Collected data
============================================================

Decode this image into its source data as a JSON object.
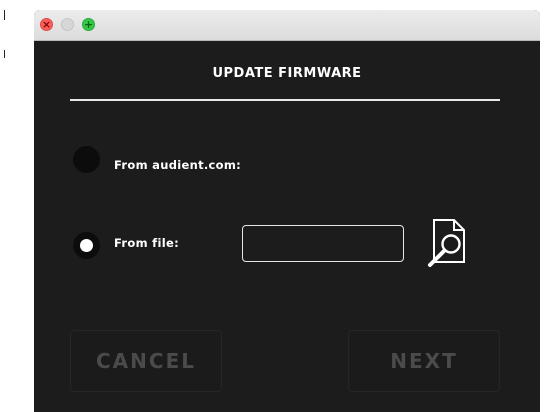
{
  "dialog": {
    "title": "UPDATE FIRMWARE",
    "options": {
      "online_label": "From audient.com:",
      "file_label": "From file:",
      "selected": "file"
    },
    "file_field": {
      "value": "",
      "placeholder": ""
    },
    "icons": {
      "browse": "browse-file-icon"
    }
  },
  "buttons": {
    "cancel": "CANCEL",
    "next": "NEXT"
  },
  "colors": {
    "window_bg": "#1c1c1c",
    "text": "#ffffff",
    "disabled_text": "#4b4b4b",
    "close": "#fc605c",
    "zoom": "#34c84a"
  }
}
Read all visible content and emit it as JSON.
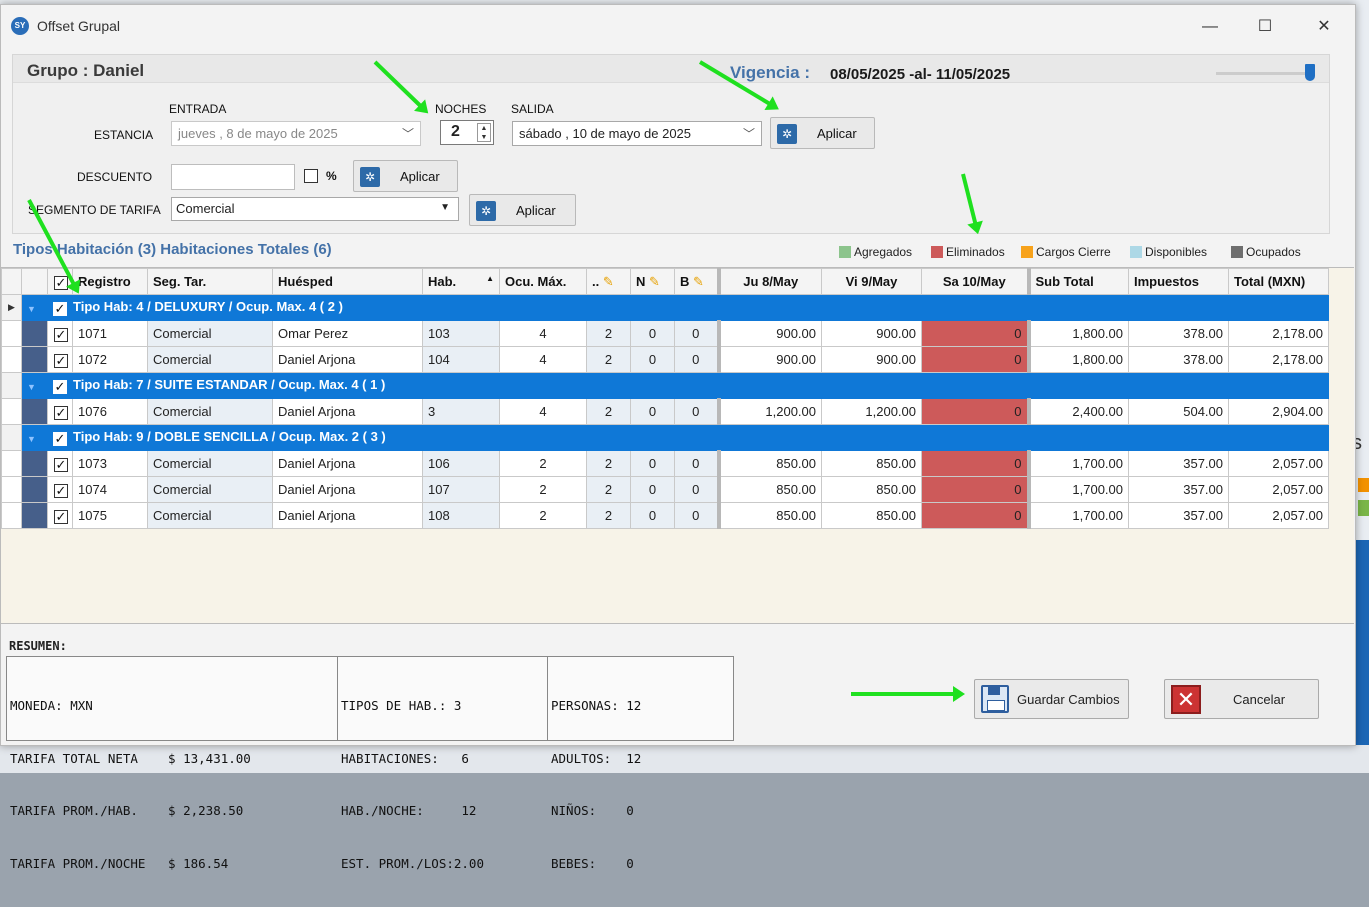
{
  "window": {
    "title": "Offset Grupal",
    "app_icon": "SY",
    "minimize": "—",
    "maximize": "☐",
    "close": "✕"
  },
  "header": {
    "group_label": "Grupo : Daniel",
    "vigencia_label": "Vigencia :",
    "vigencia_value": "08/05/2025 -al- 11/05/2025"
  },
  "form": {
    "entrada_label": "ENTRADA",
    "noches_label": "NOCHES",
    "salida_label": "SALIDA",
    "estancia_label": "ESTANCIA",
    "entrada_value": "jueves ,   8 de     mayo      de 2025",
    "noches_value": "2",
    "salida_value": "sábado , 10 de     mayo      de 2025",
    "aplicar_label": "Aplicar",
    "descuento_label": "DESCUENTO",
    "descuento_value": "",
    "percent_label": "%",
    "segmento_label": "SEGMENTO DE TARIFA",
    "segmento_value": "Comercial"
  },
  "summary_bar": {
    "tipos_text": "Tipos Habitación (3) Habitaciones Totales (6)",
    "legend": [
      {
        "label": "Agregados",
        "color": "#8cc48c"
      },
      {
        "label": "Eliminados",
        "color": "#cd5a5a"
      },
      {
        "label": "Cargos Cierre",
        "color": "#f7a21b"
      },
      {
        "label": "Disponibles",
        "color": "#add8e6"
      },
      {
        "label": "Ocupados",
        "color": "#6e6e6e"
      }
    ]
  },
  "grid": {
    "columns": {
      "registro": "Registro",
      "seg": "Seg. Tar.",
      "huesped": "Huésped",
      "hab": "Hab.",
      "ocu": "Ocu. Máx.",
      "adults": "..",
      "ninos": "N",
      "bebes": "B",
      "d1": "Ju 8/May",
      "d2": "Vi 9/May",
      "d3": "Sa 10/May",
      "sub": "Sub Total",
      "imp": "Impuestos",
      "tot": "Total (MXN)"
    },
    "groups": [
      {
        "title": "Tipo Hab: 4 / DELUXURY / Ocup. Max.  4 ( 2 )",
        "rows": [
          {
            "registro": "1071",
            "seg": "Comercial",
            "huesped": "Omar Perez",
            "hab": "103",
            "ocu": "4",
            "a": "2",
            "n": "0",
            "b": "0",
            "d1": "900.00",
            "d2": "900.00",
            "d3": "0",
            "sub": "1,800.00",
            "imp": "378.00",
            "tot": "2,178.00"
          },
          {
            "registro": "1072",
            "seg": "Comercial",
            "huesped": "Daniel Arjona",
            "hab": "104",
            "ocu": "4",
            "a": "2",
            "n": "0",
            "b": "0",
            "d1": "900.00",
            "d2": "900.00",
            "d3": "0",
            "sub": "1,800.00",
            "imp": "378.00",
            "tot": "2,178.00"
          }
        ]
      },
      {
        "title": "Tipo Hab: 7 / SUITE ESTANDAR / Ocup. Max.  4 ( 1 )",
        "rows": [
          {
            "registro": "1076",
            "seg": "Comercial",
            "huesped": "Daniel Arjona",
            "hab": "3",
            "ocu": "4",
            "a": "2",
            "n": "0",
            "b": "0",
            "d1": "1,200.00",
            "d2": "1,200.00",
            "d3": "0",
            "sub": "2,400.00",
            "imp": "504.00",
            "tot": "2,904.00"
          }
        ]
      },
      {
        "title": "Tipo Hab: 9 / DOBLE SENCILLA / Ocup. Max.  2 ( 3 )",
        "rows": [
          {
            "registro": "1073",
            "seg": "Comercial",
            "huesped": "Daniel Arjona",
            "hab": "106",
            "ocu": "2",
            "a": "2",
            "n": "0",
            "b": "0",
            "d1": "850.00",
            "d2": "850.00",
            "d3": "0",
            "sub": "1,700.00",
            "imp": "357.00",
            "tot": "2,057.00"
          },
          {
            "registro": "1074",
            "seg": "Comercial",
            "huesped": "Daniel Arjona",
            "hab": "107",
            "ocu": "2",
            "a": "2",
            "n": "0",
            "b": "0",
            "d1": "850.00",
            "d2": "850.00",
            "d3": "0",
            "sub": "1,700.00",
            "imp": "357.00",
            "tot": "2,057.00"
          },
          {
            "registro": "1075",
            "seg": "Comercial",
            "huesped": "Daniel Arjona",
            "hab": "108",
            "ocu": "2",
            "a": "2",
            "n": "0",
            "b": "0",
            "d1": "850.00",
            "d2": "850.00",
            "d3": "0",
            "sub": "1,700.00",
            "imp": "357.00",
            "tot": "2,057.00"
          }
        ]
      }
    ]
  },
  "resumen": {
    "title": "RESUMEN:",
    "col1": [
      "MONEDA: MXN",
      "TARIFA TOTAL NETA    $ 13,431.00",
      "TARIFA PROM./HAB.    $ 2,238.50",
      "TARIFA PROM./NOCHE   $ 186.54"
    ],
    "col2": [
      "TIPOS DE HAB.: 3",
      "HABITACIONES:   6",
      "HAB./NOCHE:     12",
      "EST. PROM./LOS:2.00"
    ],
    "col3": [
      "PERSONAS: 12",
      "ADULTOS:  12",
      "NIÑOS:    0",
      "BEBES:    0"
    ]
  },
  "footer": {
    "save_label": "Guardar Cambios",
    "cancel_label": "Cancelar"
  }
}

============================================================

WRITTEN REQUEST :: Leave the pictures out and print the records above exactly as they stand.

TASK ANSWER ::
Decode this image into its source data as a JSON object.
{
  "dialog": {
    "title": "UPDATE FIRMWARE",
    "options": {
      "online_label": "From audient.com:",
      "file_label": "From file:",
      "selected": "file"
    },
    "file_field": {
      "value": "",
      "placeholder": ""
    },
    "icons": {
      "browse": "browse-file-icon"
    }
  },
  "buttons": {
    "cancel": "CANCEL",
    "next": "NEXT"
  },
  "colors": {
    "window_bg": "#1c1c1c",
    "text": "#ffffff",
    "disabled_text": "#4b4b4b",
    "close": "#fc605c",
    "zoom": "#34c84a"
  }
}
Read all visible content and emit it as JSON.
{
  "window": {
    "title": "Offset Grupal",
    "app_icon": "SY",
    "minimize": "—",
    "maximize": "☐",
    "close": "✕"
  },
  "header": {
    "group_label": "Grupo : Daniel",
    "vigencia_label": "Vigencia :",
    "vigencia_value": "08/05/2025 -al- 11/05/2025"
  },
  "form": {
    "entrada_label": "ENTRADA",
    "noches_label": "NOCHES",
    "salida_label": "SALIDA",
    "estancia_label": "ESTANCIA",
    "entrada_value": "jueves ,   8 de     mayo      de 2025",
    "noches_value": "2",
    "salida_value": "sábado , 10 de     mayo      de 2025",
    "aplicar_label": "Aplicar",
    "descuento_label": "DESCUENTO",
    "descuento_value": "",
    "percent_label": "%",
    "segmento_label": "SEGMENTO DE TARIFA",
    "segmento_value": "Comercial"
  },
  "summary_bar": {
    "tipos_text": "Tipos Habitación (3) Habitaciones Totales (6)",
    "legend": [
      {
        "label": "Agregados",
        "color": "#8cc48c"
      },
      {
        "label": "Eliminados",
        "color": "#cd5a5a"
      },
      {
        "label": "Cargos Cierre",
        "color": "#f7a21b"
      },
      {
        "label": "Disponibles",
        "color": "#add8e6"
      },
      {
        "label": "Ocupados",
        "color": "#6e6e6e"
      }
    ]
  },
  "grid": {
    "columns": {
      "registro": "Registro",
      "seg": "Seg. Tar.",
      "huesped": "Huésped",
      "hab": "Hab.",
      "ocu": "Ocu. Máx.",
      "adults": "..",
      "ninos": "N",
      "bebes": "B",
      "d1": "Ju 8/May",
      "d2": "Vi 9/May",
      "d3": "Sa 10/May",
      "sub": "Sub Total",
      "imp": "Impuestos",
      "tot": "Total (MXN)"
    },
    "groups": [
      {
        "title": "Tipo Hab: 4 / DELUXURY / Ocup. Max.  4 ( 2 )",
        "rows": [
          {
            "registro": "1071",
            "seg": "Comercial",
            "huesped": "Omar Perez",
            "hab": "103",
            "ocu": "4",
            "a": "2",
            "n": "0",
            "b": "0",
            "d1": "900.00",
            "d2": "900.00",
            "d3": "0",
            "sub": "1,800.00",
            "imp": "378.00",
            "tot": "2,178.00"
          },
          {
            "registro": "1072",
            "seg": "Comercial",
            "huesped": "Daniel Arjona",
            "hab": "104",
            "ocu": "4",
            "a": "2",
            "n": "0",
            "b": "0",
            "d1": "900.00",
            "d2": "900.00",
            "d3": "0",
            "sub": "1,800.00",
            "imp": "378.00",
            "tot": "2,178.00"
          }
        ]
      },
      {
        "title": "Tipo Hab: 7 / SUITE ESTANDAR / Ocup. Max.  4 ( 1 )",
        "rows": [
          {
            "registro": "1076",
            "seg": "Comercial",
            "huesped": "Daniel Arjona",
            "hab": "3",
            "ocu": "4",
            "a": "2",
            "n": "0",
            "b": "0",
            "d1": "1,200.00",
            "d2": "1,200.00",
            "d3": "0",
            "sub": "2,400.00",
            "imp": "504.00",
            "tot": "2,904.00"
          }
        ]
      },
      {
        "title": "Tipo Hab: 9 / DOBLE SENCILLA / Ocup. Max.  2 ( 3 )",
        "rows": [
          {
            "registro": "1073",
            "seg": "Comercial",
            "huesped": "Daniel Arjona",
            "hab": "106",
            "ocu": "2",
            "a": "2",
            "n": "0",
            "b": "0",
            "d1": "850.00",
            "d2": "850.00",
            "d3": "0",
            "sub": "1,700.00",
            "imp": "357.00",
            "tot": "2,057.00"
          },
          {
            "registro": "1074",
            "seg": "Comercial",
            "huesped": "Daniel Arjona",
            "hab": "107",
            "ocu": "2",
            "a": "2",
            "n": "0",
            "b": "0",
            "d1": "850.00",
            "d2": "850.00",
            "d3": "0",
            "sub": "1,700.00",
            "imp": "357.00",
            "tot": "2,057.00"
          },
          {
            "registro": "1075",
            "seg": "Comercial",
            "huesped": "Daniel Arjona",
            "hab": "108",
            "ocu": "2",
            "a": "2",
            "n": "0",
            "b": "0",
            "d1": "850.00",
            "d2": "850.00",
            "d3": "0",
            "sub": "1,700.00",
            "imp": "357.00",
            "tot": "2,057.00"
          }
        ]
      }
    ]
  },
  "resumen": {
    "title": "RESUMEN:",
    "col1": [
      "MONEDA: MXN",
      "TARIFA TOTAL NETA    $ 13,431.00",
      "TARIFA PROM./HAB.    $ 2,238.50",
      "TARIFA PROM./NOCHE   $ 186.54"
    ],
    "col2": [
      "TIPOS DE HAB.: 3",
      "HABITACIONES:   6",
      "HAB./NOCHE:     12",
      "EST. PROM./LOS:2.00"
    ],
    "col3": [
      "PERSONAS: 12",
      "ADULTOS:  12",
      "NIÑOS:    0",
      "BEBES:    0"
    ]
  },
  "footer": {
    "save_label": "Guardar Cambios",
    "cancel_label": "Cancelar"
  }
}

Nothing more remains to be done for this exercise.